● **SUPPLIED MATERIAL**
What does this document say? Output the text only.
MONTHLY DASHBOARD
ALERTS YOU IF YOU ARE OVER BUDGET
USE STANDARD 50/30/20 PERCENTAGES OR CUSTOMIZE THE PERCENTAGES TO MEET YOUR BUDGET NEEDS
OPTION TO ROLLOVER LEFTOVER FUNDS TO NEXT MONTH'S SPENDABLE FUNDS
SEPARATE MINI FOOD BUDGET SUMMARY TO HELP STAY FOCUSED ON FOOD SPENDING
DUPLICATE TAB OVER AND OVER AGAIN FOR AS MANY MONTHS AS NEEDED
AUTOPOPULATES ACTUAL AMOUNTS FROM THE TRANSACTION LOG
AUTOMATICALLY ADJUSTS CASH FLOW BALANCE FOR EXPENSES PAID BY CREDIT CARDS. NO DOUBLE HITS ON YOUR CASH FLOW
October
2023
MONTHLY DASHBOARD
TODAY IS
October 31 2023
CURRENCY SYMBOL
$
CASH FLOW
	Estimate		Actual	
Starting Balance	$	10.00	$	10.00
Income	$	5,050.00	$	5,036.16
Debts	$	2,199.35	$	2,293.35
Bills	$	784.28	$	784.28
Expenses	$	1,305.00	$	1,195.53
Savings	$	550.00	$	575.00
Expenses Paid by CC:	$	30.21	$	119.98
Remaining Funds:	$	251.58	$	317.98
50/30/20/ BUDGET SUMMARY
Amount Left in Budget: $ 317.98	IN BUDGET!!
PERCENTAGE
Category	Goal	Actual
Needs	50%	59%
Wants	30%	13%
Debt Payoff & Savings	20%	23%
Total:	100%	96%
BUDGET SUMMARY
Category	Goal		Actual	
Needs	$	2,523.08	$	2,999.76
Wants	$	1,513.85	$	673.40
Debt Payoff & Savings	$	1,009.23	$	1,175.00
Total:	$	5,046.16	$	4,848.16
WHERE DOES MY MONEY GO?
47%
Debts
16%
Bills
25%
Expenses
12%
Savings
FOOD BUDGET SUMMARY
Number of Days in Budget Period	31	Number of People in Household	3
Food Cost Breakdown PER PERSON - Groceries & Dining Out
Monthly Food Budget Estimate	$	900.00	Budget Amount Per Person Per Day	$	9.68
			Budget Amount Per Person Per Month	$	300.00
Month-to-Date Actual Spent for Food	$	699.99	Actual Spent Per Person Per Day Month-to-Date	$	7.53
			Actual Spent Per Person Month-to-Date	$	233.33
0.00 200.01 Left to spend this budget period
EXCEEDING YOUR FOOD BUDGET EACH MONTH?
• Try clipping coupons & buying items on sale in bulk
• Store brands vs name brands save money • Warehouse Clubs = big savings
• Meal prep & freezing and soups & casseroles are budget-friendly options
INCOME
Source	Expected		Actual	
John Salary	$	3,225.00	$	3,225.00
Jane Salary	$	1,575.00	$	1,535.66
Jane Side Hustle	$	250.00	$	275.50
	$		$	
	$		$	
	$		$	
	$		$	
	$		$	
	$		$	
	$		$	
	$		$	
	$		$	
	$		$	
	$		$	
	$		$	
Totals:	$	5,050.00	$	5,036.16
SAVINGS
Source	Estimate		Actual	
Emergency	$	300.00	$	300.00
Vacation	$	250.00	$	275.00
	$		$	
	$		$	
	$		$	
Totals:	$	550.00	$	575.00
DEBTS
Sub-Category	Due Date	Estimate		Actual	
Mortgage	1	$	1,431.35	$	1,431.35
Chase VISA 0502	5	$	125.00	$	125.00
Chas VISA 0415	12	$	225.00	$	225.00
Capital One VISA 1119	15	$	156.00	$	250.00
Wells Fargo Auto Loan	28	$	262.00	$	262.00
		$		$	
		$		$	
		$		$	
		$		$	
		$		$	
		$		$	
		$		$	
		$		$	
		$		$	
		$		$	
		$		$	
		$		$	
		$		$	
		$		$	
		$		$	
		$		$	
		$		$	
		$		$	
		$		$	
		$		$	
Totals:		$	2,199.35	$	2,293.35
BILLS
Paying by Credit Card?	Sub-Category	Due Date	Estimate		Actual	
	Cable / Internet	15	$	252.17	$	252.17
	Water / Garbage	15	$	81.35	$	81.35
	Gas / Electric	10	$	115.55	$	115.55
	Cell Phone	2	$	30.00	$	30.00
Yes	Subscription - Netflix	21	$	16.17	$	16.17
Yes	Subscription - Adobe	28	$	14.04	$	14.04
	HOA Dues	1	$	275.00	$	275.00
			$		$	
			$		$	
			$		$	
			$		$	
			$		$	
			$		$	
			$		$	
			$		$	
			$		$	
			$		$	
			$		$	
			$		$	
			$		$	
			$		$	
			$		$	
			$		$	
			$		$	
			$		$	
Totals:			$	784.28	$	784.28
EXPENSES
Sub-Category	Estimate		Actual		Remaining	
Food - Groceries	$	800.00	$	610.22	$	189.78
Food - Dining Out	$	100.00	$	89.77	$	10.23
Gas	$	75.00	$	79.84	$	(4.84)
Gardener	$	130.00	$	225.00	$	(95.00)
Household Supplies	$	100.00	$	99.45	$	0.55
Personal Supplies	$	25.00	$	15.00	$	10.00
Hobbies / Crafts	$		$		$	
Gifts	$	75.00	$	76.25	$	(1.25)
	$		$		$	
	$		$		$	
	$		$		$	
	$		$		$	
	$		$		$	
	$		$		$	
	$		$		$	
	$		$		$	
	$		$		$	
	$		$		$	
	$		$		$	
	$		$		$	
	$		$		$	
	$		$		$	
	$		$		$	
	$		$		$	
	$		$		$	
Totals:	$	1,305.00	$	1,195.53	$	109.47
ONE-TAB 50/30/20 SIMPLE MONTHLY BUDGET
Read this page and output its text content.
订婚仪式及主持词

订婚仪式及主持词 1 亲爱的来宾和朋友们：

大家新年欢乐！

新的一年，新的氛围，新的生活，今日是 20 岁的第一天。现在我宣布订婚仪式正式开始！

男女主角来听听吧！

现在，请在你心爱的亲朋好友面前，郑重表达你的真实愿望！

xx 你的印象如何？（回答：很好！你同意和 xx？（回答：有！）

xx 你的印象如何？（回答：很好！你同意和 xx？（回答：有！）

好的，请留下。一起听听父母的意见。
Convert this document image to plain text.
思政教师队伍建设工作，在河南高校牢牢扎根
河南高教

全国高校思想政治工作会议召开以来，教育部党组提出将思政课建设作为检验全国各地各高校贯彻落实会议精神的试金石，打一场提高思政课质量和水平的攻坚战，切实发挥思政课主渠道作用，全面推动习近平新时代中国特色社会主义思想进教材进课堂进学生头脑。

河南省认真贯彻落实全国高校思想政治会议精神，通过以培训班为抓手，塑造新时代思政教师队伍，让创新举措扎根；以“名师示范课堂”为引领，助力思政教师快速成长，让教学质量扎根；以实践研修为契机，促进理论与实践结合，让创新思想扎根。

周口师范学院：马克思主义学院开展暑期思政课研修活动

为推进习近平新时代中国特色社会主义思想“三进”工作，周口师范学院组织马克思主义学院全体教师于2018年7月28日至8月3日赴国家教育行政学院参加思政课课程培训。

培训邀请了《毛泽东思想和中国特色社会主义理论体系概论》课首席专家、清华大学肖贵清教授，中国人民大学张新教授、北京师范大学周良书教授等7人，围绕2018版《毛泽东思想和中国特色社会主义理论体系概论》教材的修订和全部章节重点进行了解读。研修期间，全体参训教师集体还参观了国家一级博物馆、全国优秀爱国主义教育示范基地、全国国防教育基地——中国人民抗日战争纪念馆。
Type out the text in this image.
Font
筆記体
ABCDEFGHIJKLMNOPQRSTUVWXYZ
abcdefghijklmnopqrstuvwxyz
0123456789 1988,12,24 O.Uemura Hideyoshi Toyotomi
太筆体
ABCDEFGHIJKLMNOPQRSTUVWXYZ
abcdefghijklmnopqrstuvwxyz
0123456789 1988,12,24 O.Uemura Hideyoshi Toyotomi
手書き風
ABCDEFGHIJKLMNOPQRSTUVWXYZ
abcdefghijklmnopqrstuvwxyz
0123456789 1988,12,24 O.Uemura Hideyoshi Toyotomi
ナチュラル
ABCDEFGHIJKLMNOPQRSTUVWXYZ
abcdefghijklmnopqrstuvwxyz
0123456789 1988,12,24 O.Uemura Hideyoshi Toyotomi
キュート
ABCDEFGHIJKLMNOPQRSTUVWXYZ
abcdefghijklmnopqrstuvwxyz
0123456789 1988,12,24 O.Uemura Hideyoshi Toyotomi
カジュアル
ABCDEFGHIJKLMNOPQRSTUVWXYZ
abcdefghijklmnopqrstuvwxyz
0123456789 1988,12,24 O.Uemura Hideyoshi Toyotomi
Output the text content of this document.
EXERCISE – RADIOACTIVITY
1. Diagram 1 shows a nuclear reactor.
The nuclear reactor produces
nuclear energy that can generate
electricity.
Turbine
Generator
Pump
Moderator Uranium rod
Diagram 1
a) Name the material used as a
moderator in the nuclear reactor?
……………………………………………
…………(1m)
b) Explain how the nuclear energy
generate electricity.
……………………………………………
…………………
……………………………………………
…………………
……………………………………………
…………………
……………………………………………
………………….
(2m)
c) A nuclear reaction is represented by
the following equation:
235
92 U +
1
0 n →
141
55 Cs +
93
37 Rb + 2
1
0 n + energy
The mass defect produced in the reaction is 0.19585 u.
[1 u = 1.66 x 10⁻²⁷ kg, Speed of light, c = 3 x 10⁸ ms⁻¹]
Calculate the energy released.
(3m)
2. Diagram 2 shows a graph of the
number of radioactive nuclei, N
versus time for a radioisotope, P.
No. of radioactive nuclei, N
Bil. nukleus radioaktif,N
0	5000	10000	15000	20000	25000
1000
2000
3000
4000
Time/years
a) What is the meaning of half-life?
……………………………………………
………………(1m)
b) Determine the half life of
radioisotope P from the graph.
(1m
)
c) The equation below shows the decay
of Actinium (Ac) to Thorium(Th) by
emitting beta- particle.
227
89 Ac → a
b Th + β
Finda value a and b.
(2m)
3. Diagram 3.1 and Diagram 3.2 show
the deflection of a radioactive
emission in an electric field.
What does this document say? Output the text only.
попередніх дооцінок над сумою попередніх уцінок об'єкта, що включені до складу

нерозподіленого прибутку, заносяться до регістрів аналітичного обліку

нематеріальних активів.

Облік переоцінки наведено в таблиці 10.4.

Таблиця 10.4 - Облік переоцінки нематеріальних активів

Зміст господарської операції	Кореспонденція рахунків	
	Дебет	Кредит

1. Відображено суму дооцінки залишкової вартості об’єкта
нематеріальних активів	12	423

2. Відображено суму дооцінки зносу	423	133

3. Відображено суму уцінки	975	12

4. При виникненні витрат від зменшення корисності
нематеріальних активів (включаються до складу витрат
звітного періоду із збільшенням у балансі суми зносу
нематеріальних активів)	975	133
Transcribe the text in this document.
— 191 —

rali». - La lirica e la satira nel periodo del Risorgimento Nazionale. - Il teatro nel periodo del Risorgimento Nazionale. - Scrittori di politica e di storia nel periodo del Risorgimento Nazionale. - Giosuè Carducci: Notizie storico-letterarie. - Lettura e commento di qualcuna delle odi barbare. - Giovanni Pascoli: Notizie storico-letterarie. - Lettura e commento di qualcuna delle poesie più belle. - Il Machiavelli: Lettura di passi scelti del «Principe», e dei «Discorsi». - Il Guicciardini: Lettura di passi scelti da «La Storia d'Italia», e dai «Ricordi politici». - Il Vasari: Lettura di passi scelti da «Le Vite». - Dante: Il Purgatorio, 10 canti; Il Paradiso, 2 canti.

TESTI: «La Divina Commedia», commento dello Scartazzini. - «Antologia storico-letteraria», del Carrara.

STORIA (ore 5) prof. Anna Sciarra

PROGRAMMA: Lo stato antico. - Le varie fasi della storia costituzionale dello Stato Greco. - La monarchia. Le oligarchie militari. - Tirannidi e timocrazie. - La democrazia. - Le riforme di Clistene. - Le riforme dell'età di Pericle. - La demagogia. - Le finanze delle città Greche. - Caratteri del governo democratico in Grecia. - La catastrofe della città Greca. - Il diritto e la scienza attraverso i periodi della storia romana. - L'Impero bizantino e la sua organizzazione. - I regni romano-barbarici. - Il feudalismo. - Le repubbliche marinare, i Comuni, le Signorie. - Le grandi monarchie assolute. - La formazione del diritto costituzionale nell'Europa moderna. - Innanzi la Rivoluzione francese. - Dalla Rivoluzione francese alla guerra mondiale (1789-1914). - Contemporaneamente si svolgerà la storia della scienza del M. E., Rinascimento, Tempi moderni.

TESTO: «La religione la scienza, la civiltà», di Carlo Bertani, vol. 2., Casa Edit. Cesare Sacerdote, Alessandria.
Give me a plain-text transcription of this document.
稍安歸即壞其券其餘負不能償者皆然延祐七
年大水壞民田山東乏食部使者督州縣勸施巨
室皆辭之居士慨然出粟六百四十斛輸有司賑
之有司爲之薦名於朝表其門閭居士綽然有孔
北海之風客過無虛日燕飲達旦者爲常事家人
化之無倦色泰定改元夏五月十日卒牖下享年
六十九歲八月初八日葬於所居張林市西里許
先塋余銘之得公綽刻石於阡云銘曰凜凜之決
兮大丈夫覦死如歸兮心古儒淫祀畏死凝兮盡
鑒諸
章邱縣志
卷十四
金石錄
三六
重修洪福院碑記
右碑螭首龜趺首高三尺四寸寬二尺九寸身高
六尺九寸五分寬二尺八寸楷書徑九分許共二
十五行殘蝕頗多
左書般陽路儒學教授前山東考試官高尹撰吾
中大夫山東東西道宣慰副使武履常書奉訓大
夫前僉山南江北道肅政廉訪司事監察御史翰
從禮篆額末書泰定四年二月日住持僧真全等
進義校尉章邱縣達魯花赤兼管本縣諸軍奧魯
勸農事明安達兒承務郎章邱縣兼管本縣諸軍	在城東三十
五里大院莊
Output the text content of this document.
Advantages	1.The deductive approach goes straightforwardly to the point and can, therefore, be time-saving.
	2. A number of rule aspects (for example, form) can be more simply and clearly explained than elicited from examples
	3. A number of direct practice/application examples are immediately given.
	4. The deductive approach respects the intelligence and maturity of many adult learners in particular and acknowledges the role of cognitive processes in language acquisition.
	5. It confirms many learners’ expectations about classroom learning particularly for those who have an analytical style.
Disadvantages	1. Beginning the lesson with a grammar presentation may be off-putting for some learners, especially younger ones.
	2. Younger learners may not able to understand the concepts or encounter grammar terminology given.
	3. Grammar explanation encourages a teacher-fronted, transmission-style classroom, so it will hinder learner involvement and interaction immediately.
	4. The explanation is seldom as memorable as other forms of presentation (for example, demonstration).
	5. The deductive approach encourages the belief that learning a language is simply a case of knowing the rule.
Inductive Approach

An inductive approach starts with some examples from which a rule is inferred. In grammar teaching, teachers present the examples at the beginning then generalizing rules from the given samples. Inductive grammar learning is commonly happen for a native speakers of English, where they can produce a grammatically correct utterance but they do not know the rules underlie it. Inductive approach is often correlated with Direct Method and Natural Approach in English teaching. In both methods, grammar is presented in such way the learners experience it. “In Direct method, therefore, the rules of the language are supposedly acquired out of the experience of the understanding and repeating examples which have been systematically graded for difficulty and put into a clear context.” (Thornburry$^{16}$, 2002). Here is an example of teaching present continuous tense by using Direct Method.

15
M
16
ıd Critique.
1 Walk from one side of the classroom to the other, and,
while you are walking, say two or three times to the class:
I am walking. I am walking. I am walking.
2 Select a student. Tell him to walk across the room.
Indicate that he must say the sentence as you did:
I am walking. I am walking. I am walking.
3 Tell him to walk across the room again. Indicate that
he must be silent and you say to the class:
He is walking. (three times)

● **GIVEN INSTRUCTION**
Of the lines in the records, determine how many contain the word "нематеріальних", and report that number alone.

● **REPLY TO THE TASK**
5